== Listed records
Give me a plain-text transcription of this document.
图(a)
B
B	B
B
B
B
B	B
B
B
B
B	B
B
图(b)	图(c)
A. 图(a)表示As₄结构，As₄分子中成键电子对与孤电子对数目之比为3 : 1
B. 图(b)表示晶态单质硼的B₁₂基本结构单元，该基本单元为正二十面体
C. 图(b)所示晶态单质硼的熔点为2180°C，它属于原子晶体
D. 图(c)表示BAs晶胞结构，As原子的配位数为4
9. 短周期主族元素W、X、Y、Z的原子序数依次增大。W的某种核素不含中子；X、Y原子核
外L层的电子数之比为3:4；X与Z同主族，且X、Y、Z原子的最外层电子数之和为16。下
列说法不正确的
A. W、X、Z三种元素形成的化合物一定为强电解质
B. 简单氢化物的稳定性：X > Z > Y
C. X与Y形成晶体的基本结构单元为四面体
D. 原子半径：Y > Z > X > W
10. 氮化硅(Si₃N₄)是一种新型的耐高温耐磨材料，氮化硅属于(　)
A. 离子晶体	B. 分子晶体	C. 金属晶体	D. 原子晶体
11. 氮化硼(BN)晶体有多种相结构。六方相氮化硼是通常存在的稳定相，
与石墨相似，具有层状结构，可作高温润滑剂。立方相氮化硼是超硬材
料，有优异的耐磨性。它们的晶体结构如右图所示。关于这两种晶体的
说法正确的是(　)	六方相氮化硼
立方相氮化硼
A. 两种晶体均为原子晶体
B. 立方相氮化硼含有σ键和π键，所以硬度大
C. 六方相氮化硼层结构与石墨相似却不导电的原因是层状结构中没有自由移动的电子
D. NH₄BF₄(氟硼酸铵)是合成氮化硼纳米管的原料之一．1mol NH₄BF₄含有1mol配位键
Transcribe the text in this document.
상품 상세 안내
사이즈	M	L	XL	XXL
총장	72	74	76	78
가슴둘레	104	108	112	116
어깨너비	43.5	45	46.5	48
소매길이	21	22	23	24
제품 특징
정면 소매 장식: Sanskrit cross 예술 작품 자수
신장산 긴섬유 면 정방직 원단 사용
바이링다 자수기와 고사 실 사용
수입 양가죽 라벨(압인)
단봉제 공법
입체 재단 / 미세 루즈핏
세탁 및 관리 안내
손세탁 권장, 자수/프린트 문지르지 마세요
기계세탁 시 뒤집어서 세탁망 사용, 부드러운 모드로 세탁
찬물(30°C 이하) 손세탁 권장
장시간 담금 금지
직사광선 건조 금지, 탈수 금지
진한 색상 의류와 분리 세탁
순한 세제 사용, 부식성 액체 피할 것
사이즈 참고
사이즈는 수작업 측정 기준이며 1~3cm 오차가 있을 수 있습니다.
====
■ **What you need to do**
Reproduce each entry exactly, leaving out nothing.

■ **Result of the exercise**
Give me a plain-text transcription of this document.
图(a)
B
B	B
B
B
B
B	B
B
B
B
B	B
B
图(b)	图(c)
A. 图(a)表示As₄结构，As₄分子中成键电子对与孤电子对数目之比为3 : 1
B. 图(b)表示晶态单质硼的B₁₂基本结构单元，该基本单元为正二十面体
C. 图(b)所示晶态单质硼的熔点为2180°C，它属于原子晶体
D. 图(c)表示BAs晶胞结构，As原子的配位数为4
9. 短周期主族元素W、X、Y、Z的原子序数依次增大。W的某种核素不含中子；X、Y原子核
外L层的电子数之比为3:4；X与Z同主族，且X、Y、Z原子的最外层电子数之和为16。下
列说法不正确的
A. W、X、Z三种元素形成的化合物一定为强电解质
B. 简单氢化物的稳定性：X > Z > Y
C. X与Y形成晶体的基本结构单元为四面体
D. 原子半径：Y > Z > X > W
10. 氮化硅(Si₃N₄)是一种新型的耐高温耐磨材料，氮化硅属于(　)
A. 离子晶体	B. 分子晶体	C. 金属晶体	D. 原子晶体
11. 氮化硼(BN)晶体有多种相结构。六方相氮化硼是通常存在的稳定相，
与石墨相似，具有层状结构，可作高温润滑剂。立方相氮化硼是超硬材
料，有优异的耐磨性。它们的晶体结构如右图所示。关于这两种晶体的
说法正确的是(　)	六方相氮化硼
立方相氮化硼
A. 两种晶体均为原子晶体
B. 立方相氮化硼含有σ键和π键，所以硬度大
C. 六方相氮化硼层结构与石墨相似却不导电的原因是层状结构中没有自由移动的电子
D. NH₄BF₄(氟硼酸铵)是合成氮化硼纳米管的原料之一．1mol NH₄BF₄含有1mol配位键
Transcribe the text in this document.
상품 상세 안내
사이즈	M	L	XL	XXL
총장	72	74	76	78
가슴둘레	104	108	112	116
어깨너비	43.5	45	46.5	48
소매길이	21	22	23	24
제품 특징
정면 소매 장식: Sanskrit cross 예술 작품 자수
신장산 긴섬유 면 정방직 원단 사용
바이링다 자수기와 고사 실 사용
수입 양가죽 라벨(압인)
단봉제 공법
입체 재단 / 미세 루즈핏
세탁 및 관리 안내
손세탁 권장, 자수/프린트 문지르지 마세요
기계세탁 시 뒤집어서 세탁망 사용, 부드러운 모드로 세탁
찬물(30°C 이하) 손세탁 권장
장시간 담금 금지
직사광선 건조 금지, 탈수 금지
진한 색상 의류와 분리 세탁
순한 세제 사용, 부식성 액체 피할 것
사이즈 참고
사이즈는 수작업 측정 기준이며 1~3cm 오차가 있을 수 있습니다.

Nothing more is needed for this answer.